(EXERCISE REQUIREMENTS)
The records that follow should be retyped word for word.

(DATASET)
>> start
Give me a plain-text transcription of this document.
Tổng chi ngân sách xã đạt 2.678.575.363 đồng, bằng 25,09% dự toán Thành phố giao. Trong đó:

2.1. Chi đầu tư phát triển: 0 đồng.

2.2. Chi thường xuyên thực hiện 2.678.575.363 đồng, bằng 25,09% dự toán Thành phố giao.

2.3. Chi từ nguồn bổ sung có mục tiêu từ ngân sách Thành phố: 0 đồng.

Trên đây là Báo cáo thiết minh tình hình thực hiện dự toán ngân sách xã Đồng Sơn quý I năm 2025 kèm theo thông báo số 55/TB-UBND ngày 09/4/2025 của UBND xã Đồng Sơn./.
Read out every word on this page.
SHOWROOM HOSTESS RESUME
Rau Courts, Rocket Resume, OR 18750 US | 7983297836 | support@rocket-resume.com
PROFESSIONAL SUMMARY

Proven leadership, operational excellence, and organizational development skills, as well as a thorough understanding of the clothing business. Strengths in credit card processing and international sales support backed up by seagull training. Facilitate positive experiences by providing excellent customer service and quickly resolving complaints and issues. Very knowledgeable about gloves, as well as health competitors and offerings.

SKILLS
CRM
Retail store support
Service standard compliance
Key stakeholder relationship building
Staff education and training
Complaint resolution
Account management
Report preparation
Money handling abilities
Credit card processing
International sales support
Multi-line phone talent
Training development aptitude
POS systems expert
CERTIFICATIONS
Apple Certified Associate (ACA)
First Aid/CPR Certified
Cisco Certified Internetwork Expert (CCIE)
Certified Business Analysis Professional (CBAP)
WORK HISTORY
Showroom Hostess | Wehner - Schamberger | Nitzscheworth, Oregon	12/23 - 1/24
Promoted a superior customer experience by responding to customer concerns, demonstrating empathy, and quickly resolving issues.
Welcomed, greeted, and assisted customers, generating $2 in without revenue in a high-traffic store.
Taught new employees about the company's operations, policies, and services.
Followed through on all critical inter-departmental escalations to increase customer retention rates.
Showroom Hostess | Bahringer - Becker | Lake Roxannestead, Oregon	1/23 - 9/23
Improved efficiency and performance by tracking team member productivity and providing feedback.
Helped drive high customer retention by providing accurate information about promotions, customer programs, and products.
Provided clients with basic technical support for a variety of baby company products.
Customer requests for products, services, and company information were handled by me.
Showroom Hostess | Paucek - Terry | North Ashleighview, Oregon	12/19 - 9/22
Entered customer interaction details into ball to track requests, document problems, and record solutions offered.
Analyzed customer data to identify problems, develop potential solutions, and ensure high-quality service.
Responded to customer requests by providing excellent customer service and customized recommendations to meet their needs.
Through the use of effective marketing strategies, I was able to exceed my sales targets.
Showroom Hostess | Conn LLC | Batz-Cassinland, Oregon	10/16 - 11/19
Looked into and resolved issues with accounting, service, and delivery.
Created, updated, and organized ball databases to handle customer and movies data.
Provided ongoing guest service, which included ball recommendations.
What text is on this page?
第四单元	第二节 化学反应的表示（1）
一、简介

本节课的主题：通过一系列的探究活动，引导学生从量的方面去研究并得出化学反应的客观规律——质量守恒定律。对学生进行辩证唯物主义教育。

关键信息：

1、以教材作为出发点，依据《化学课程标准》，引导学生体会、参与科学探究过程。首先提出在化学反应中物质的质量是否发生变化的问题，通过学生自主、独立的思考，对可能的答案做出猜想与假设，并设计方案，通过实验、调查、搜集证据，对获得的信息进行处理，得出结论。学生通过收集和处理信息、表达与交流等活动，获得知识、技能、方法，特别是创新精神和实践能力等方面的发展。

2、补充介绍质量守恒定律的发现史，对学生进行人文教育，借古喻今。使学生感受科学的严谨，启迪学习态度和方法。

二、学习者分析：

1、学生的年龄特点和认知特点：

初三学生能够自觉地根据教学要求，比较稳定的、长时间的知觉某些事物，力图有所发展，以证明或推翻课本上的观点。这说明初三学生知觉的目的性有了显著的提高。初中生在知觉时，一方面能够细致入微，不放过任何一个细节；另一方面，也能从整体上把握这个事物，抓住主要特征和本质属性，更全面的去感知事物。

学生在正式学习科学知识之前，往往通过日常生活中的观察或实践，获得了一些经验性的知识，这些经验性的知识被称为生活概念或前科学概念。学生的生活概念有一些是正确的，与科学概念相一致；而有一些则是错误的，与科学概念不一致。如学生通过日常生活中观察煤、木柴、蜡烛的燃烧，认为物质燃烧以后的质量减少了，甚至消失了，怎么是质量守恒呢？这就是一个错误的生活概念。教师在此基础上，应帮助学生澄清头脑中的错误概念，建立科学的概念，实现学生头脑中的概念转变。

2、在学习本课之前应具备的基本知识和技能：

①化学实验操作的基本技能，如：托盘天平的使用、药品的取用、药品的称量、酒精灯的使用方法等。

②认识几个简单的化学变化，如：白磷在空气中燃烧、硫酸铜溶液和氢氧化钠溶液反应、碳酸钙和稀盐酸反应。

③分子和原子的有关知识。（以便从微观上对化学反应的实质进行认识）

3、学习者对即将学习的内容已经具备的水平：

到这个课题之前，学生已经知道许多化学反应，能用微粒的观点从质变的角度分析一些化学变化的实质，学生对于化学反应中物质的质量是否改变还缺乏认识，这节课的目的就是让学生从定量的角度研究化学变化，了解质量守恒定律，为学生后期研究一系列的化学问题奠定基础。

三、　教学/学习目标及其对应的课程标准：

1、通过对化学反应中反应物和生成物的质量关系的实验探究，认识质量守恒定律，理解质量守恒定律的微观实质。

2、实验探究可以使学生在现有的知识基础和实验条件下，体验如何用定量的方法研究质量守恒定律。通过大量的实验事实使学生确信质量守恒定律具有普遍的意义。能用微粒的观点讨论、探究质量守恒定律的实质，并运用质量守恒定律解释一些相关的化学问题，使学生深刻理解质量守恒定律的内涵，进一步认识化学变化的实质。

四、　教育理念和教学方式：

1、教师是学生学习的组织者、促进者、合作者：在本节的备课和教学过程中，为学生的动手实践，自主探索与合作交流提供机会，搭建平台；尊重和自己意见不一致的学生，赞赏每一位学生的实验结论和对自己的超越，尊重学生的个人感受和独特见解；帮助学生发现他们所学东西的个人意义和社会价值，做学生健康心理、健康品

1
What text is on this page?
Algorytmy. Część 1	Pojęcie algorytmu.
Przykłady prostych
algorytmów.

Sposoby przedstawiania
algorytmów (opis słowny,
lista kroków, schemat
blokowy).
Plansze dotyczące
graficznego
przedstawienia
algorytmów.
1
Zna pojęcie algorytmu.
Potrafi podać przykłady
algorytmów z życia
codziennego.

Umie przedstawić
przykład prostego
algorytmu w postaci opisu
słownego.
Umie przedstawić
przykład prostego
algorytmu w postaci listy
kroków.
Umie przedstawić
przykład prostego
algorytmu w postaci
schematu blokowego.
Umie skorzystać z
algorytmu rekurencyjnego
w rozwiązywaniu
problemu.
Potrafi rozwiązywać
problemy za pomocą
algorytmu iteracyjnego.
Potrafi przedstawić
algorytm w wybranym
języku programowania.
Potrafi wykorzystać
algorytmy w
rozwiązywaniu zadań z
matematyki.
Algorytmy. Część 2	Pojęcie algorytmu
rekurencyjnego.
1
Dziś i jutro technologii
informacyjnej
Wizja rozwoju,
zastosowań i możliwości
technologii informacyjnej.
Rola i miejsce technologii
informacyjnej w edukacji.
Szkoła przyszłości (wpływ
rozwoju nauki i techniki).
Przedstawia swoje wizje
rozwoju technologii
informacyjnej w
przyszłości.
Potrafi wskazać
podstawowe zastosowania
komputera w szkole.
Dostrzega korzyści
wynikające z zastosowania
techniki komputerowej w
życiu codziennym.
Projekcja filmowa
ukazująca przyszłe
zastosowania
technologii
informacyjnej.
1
>> end
(WRITTEN SOLUTION)
Give me a plain-text transcription of this document.
Tổng chi ngân sách xã đạt 2.678.575.363 đồng, bằng 25,09% dự toán Thành phố giao. Trong đó:

2.1. Chi đầu tư phát triển: 0 đồng.

2.2. Chi thường xuyên thực hiện 2.678.575.363 đồng, bằng 25,09% dự toán Thành phố giao.

2.3. Chi từ nguồn bổ sung có mục tiêu từ ngân sách Thành phố: 0 đồng.

Trên đây là Báo cáo thiết minh tình hình thực hiện dự toán ngân sách xã Đồng Sơn quý I năm 2025 kèm theo thông báo số 55/TB-UBND ngày 09/4/2025 của UBND xã Đồng Sơn./.
Read out every word on this page.
SHOWROOM HOSTESS RESUME
Rau Courts, Rocket Resume, OR 18750 US | 7983297836 | support@rocket-resume.com
PROFESSIONAL SUMMARY

Proven leadership, operational excellence, and organizational development skills, as well as a thorough understanding of the clothing business. Strengths in credit card processing and international sales support backed up by seagull training. Facilitate positive experiences by providing excellent customer service and quickly resolving complaints and issues. Very knowledgeable about gloves, as well as health competitors and offerings.

SKILLS
CRM
Retail store support
Service standard compliance
Key stakeholder relationship building
Staff education and training
Complaint resolution
Account management
Report preparation
Money handling abilities
Credit card processing
International sales support
Multi-line phone talent
Training development aptitude
POS systems expert
CERTIFICATIONS
Apple Certified Associate (ACA)
First Aid/CPR Certified
Cisco Certified Internetwork Expert (CCIE)
Certified Business Analysis Professional (CBAP)
WORK HISTORY
Showroom Hostess | Wehner - Schamberger | Nitzscheworth, Oregon	12/23 - 1/24
Promoted a superior customer experience by responding to customer concerns, demonstrating empathy, and quickly resolving issues.
Welcomed, greeted, and assisted customers, generating $2 in without revenue in a high-traffic store.
Taught new employees about the company's operations, policies, and services.
Followed through on all critical inter-departmental escalations to increase customer retention rates.
Showroom Hostess | Bahringer - Becker | Lake Roxannestead, Oregon	1/23 - 9/23
Improved efficiency and performance by tracking team member productivity and providing feedback.
Helped drive high customer retention by providing accurate information about promotions, customer programs, and products.
Provided clients with basic technical support for a variety of baby company products.
Customer requests for products, services, and company information were handled by me.
Showroom Hostess | Paucek - Terry | North Ashleighview, Oregon	12/19 - 9/22
Entered customer interaction details into ball to track requests, document problems, and record solutions offered.
Analyzed customer data to identify problems, develop potential solutions, and ensure high-quality service.
Responded to customer requests by providing excellent customer service and customized recommendations to meet their needs.
Through the use of effective marketing strategies, I was able to exceed my sales targets.
Showroom Hostess | Conn LLC | Batz-Cassinland, Oregon	10/16 - 11/19
Looked into and resolved issues with accounting, service, and delivery.
Created, updated, and organized ball databases to handle customer and movies data.
Provided ongoing guest service, which included ball recommendations.
What text is on this page?
第四单元	第二节 化学反应的表示（1）
一、简介

本节课的主题：通过一系列的探究活动，引导学生从量的方面去研究并得出化学反应的客观规律——质量守恒定律。对学生进行辩证唯物主义教育。

关键信息：

1、以教材作为出发点，依据《化学课程标准》，引导学生体会、参与科学探究过程。首先提出在化学反应中物质的质量是否发生变化的问题，通过学生自主、独立的思考，对可能的答案做出猜想与假设，并设计方案，通过实验、调查、搜集证据，对获得的信息进行处理，得出结论。学生通过收集和处理信息、表达与交流等活动，获得知识、技能、方法，特别是创新精神和实践能力等方面的发展。

2、补充介绍质量守恒定律的发现史，对学生进行人文教育，借古喻今。使学生感受科学的严谨，启迪学习态度和方法。

二、学习者分析：

1、学生的年龄特点和认知特点：

初三学生能够自觉地根据教学要求，比较稳定的、长时间的知觉某些事物，力图有所发展，以证明或推翻课本上的观点。这说明初三学生知觉的目的性有了显著的提高。初中生在知觉时，一方面能够细致入微，不放过任何一个细节；另一方面，也能从整体上把握这个事物，抓住主要特征和本质属性，更全面的去感知事物。

学生在正式学习科学知识之前，往往通过日常生活中的观察或实践，获得了一些经验性的知识，这些经验性的知识被称为生活概念或前科学概念。学生的生活概念有一些是正确的，与科学概念相一致；而有一些则是错误的，与科学概念不一致。如学生通过日常生活中观察煤、木柴、蜡烛的燃烧，认为物质燃烧以后的质量减少了，甚至消失了，怎么是质量守恒呢？这就是一个错误的生活概念。教师在此基础上，应帮助学生澄清头脑中的错误概念，建立科学的概念，实现学生头脑中的概念转变。

2、在学习本课之前应具备的基本知识和技能：

①化学实验操作的基本技能，如：托盘天平的使用、药品的取用、药品的称量、酒精灯的使用方法等。

②认识几个简单的化学变化，如：白磷在空气中燃烧、硫酸铜溶液和氢氧化钠溶液反应、碳酸钙和稀盐酸反应。

③分子和原子的有关知识。（以便从微观上对化学反应的实质进行认识）

3、学习者对即将学习的内容已经具备的水平：

到这个课题之前，学生已经知道许多化学反应，能用微粒的观点从质变的角度分析一些化学变化的实质，学生对于化学反应中物质的质量是否改变还缺乏认识，这节课的目的就是让学生从定量的角度研究化学变化，了解质量守恒定律，为学生后期研究一系列的化学问题奠定基础。

三、　教学/学习目标及其对应的课程标准：

1、通过对化学反应中反应物和生成物的质量关系的实验探究，认识质量守恒定律，理解质量守恒定律的微观实质。

2、实验探究可以使学生在现有的知识基础和实验条件下，体验如何用定量的方法研究质量守恒定律。通过大量的实验事实使学生确信质量守恒定律具有普遍的意义。能用微粒的观点讨论、探究质量守恒定律的实质，并运用质量守恒定律解释一些相关的化学问题，使学生深刻理解质量守恒定律的内涵，进一步认识化学变化的实质。

四、　教育理念和教学方式：

1、教师是学生学习的组织者、促进者、合作者：在本节的备课和教学过程中，为学生的动手实践，自主探索与合作交流提供机会，搭建平台；尊重和自己意见不一致的学生，赞赏每一位学生的实验结论和对自己的超越，尊重学生的个人感受和独特见解；帮助学生发现他们所学东西的个人意义和社会价值，做学生健康心理、健康品

1
What text is on this page?
Algorytmy. Część 1	Pojęcie algorytmu.
Przykłady prostych
algorytmów.

Sposoby przedstawiania
algorytmów (opis słowny,
lista kroków, schemat
blokowy).
Plansze dotyczące
graficznego
przedstawienia
algorytmów.
1
Zna pojęcie algorytmu.
Potrafi podać przykłady
algorytmów z życia
codziennego.

Umie przedstawić
przykład prostego
algorytmu w postaci opisu
słownego.
Umie przedstawić
przykład prostego
algorytmu w postaci listy
kroków.
Umie przedstawić
przykład prostego
algorytmu w postaci
schematu blokowego.
Umie skorzystać z
algorytmu rekurencyjnego
w rozwiązywaniu
problemu.
Potrafi rozwiązywać
problemy za pomocą
algorytmu iteracyjnego.
Potrafi przedstawić
algorytm w wybranym
języku programowania.
Potrafi wykorzystać
algorytmy w
rozwiązywaniu zadań z
matematyki.
Algorytmy. Część 2	Pojęcie algorytmu
rekurencyjnego.
1
Dziś i jutro technologii
informacyjnej
Wizja rozwoju,
zastosowań i możliwości
technologii informacyjnej.
Rola i miejsce technologii
informacyjnej w edukacji.
Szkoła przyszłości (wpływ
rozwoju nauki i techniki).
Przedstawia swoje wizje
rozwoju technologii
informacyjnej w
przyszłości.
Potrafi wskazać
podstawowe zastosowania
komputera w szkole.
Dostrzega korzyści
wynikające z zastosowania
techniki komputerowej w
życiu codziennym.
Projekcja filmowa
ukazująca przyszłe
zastosowania
technologii
informacyjnej.
1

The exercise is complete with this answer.